─── GIVEN ENTRIES ───

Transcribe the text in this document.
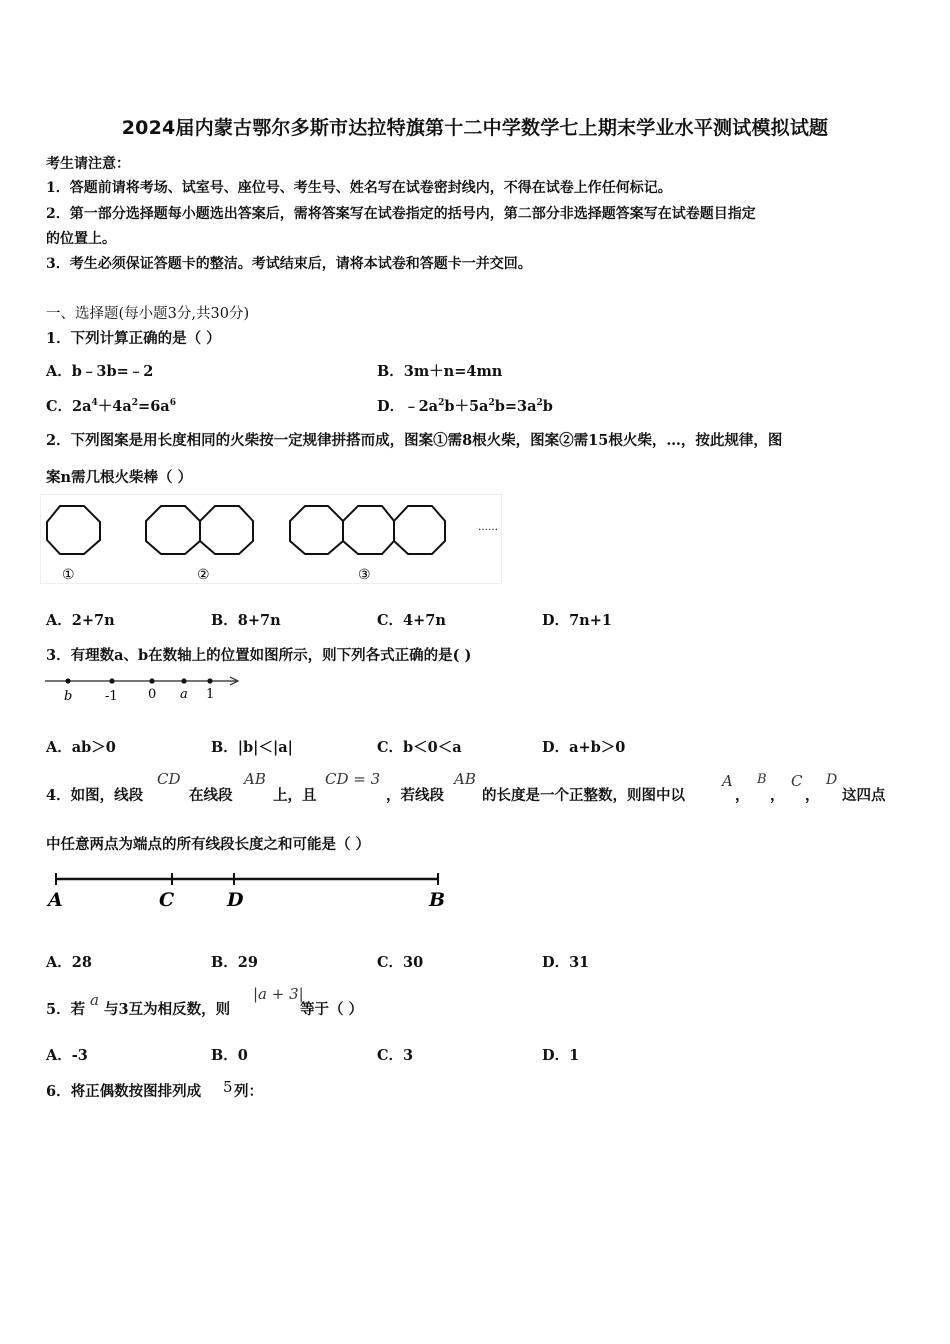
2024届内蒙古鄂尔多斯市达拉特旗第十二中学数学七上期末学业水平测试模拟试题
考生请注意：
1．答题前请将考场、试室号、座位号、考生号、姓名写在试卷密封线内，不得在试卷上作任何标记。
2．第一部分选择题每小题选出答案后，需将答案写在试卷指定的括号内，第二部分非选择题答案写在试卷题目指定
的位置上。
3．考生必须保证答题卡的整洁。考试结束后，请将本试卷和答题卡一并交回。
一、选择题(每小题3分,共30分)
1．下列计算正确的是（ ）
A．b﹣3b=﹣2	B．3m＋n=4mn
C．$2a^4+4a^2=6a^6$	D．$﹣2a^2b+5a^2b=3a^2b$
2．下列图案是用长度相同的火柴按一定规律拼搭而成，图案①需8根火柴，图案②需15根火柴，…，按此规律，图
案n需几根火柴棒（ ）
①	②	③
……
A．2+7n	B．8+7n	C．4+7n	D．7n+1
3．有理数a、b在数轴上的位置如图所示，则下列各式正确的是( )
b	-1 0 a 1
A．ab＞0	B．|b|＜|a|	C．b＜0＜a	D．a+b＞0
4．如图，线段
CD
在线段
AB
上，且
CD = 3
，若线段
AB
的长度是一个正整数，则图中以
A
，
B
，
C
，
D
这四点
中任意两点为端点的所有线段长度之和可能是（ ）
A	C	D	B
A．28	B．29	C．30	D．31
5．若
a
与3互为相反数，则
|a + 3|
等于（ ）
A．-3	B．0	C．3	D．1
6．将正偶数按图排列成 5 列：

───
─── GIVEN ENTRIES ───

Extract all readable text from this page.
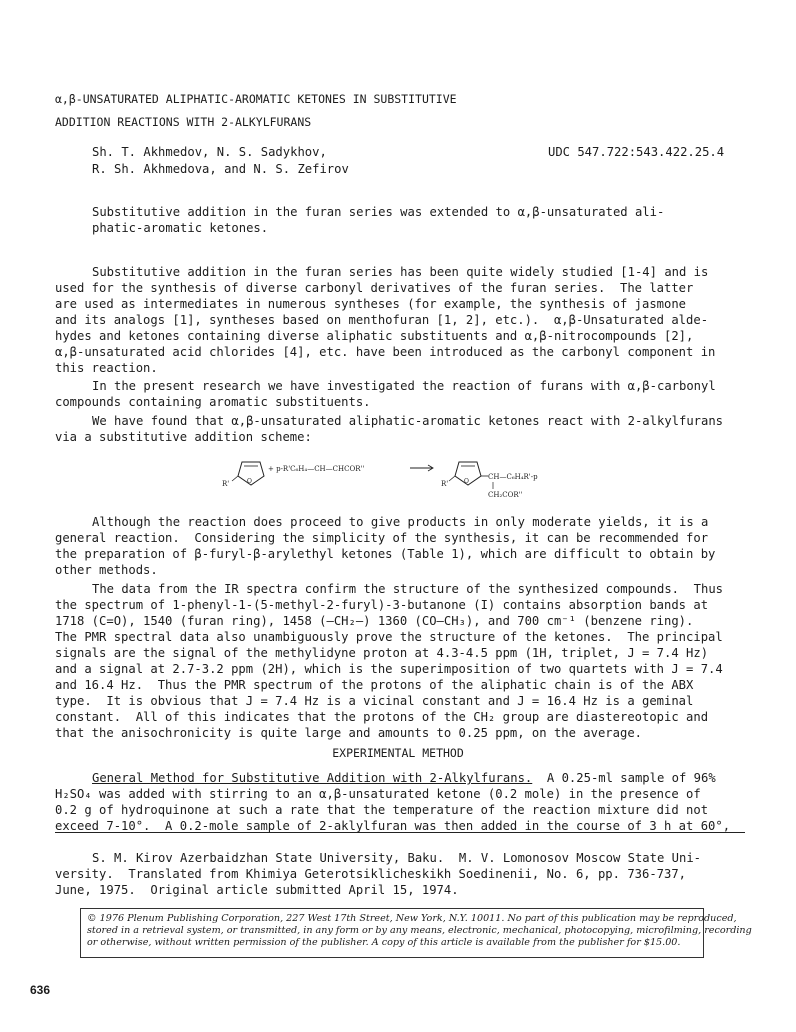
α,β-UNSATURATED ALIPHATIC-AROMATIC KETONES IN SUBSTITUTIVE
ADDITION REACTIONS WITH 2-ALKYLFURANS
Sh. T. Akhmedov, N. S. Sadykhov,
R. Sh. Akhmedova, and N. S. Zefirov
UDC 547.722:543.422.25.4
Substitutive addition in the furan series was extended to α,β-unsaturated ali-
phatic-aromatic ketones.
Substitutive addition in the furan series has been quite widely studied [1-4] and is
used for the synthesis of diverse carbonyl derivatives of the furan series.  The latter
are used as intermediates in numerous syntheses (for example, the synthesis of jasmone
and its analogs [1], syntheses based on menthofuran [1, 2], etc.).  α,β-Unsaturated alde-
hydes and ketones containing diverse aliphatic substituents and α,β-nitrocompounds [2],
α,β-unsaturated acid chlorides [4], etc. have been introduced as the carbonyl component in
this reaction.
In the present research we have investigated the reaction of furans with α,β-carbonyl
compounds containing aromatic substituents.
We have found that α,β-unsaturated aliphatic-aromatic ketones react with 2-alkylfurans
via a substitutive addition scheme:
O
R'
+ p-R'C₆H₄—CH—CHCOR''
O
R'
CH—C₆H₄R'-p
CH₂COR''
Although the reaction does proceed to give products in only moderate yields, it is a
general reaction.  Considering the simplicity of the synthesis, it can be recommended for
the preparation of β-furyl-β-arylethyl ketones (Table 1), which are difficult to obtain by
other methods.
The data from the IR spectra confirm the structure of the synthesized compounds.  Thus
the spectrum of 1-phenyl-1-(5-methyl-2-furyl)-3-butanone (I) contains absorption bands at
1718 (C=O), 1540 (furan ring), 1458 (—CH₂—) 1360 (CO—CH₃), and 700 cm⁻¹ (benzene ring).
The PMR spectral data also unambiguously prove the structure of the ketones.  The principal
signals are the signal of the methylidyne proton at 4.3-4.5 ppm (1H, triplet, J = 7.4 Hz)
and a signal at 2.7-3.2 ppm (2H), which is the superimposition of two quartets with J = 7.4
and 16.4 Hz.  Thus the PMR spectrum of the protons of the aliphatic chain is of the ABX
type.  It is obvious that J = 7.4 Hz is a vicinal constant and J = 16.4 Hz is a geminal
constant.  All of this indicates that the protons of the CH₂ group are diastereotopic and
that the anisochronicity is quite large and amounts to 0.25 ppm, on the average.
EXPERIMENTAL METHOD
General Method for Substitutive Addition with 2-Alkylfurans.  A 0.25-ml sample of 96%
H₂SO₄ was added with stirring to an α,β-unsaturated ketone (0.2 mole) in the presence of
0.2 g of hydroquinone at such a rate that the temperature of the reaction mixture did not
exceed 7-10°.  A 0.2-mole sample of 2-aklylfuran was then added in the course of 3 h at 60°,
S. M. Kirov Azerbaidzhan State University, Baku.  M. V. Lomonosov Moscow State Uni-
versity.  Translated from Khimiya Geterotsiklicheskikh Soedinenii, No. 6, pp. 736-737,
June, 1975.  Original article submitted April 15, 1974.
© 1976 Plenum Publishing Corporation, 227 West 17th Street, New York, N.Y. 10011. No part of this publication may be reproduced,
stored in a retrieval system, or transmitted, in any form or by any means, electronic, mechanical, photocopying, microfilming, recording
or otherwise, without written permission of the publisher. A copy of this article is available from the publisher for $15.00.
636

───
─── GIVEN ENTRIES ───

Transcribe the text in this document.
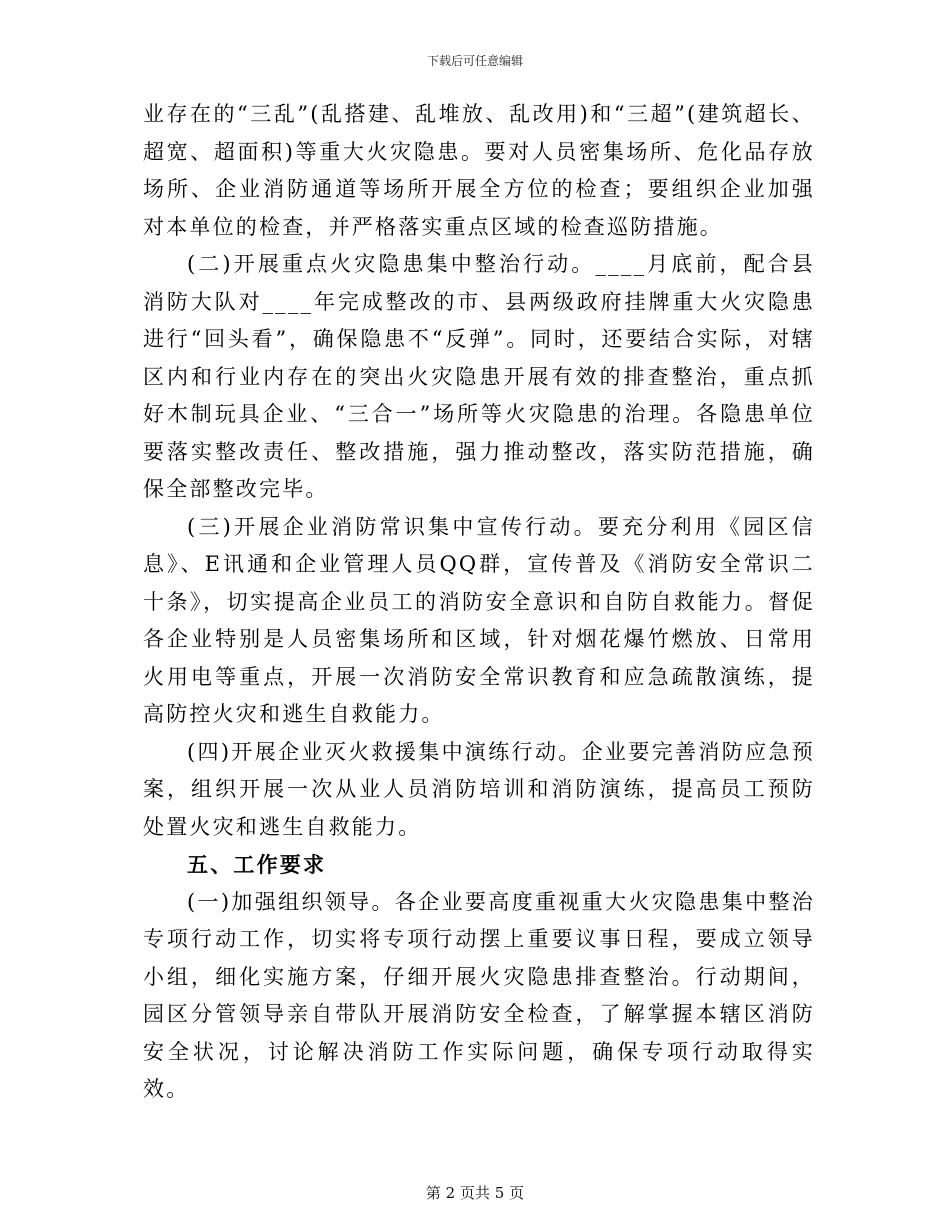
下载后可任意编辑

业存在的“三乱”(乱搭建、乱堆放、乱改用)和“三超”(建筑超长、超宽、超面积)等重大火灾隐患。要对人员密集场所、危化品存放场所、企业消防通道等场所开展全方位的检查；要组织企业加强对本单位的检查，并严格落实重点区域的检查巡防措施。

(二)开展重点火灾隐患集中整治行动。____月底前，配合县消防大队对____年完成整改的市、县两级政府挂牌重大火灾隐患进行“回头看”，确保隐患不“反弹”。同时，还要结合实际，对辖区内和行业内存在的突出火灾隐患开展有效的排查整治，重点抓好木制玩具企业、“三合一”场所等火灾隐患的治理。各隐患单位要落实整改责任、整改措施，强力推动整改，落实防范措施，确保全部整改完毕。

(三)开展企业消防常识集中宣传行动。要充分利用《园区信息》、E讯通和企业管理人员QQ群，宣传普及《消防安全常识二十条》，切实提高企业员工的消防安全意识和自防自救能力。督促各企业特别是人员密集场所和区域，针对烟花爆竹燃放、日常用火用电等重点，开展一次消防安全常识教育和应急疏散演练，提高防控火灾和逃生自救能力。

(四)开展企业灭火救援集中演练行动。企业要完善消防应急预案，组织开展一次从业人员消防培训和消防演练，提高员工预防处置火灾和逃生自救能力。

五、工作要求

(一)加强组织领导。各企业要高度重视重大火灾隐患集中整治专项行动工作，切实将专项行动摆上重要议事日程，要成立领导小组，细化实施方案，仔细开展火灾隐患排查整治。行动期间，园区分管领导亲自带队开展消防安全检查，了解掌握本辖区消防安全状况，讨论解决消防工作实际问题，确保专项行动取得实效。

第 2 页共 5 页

───

Tally the lines in these entries that have the string "which" in them, then answer with the count and nothing else.

2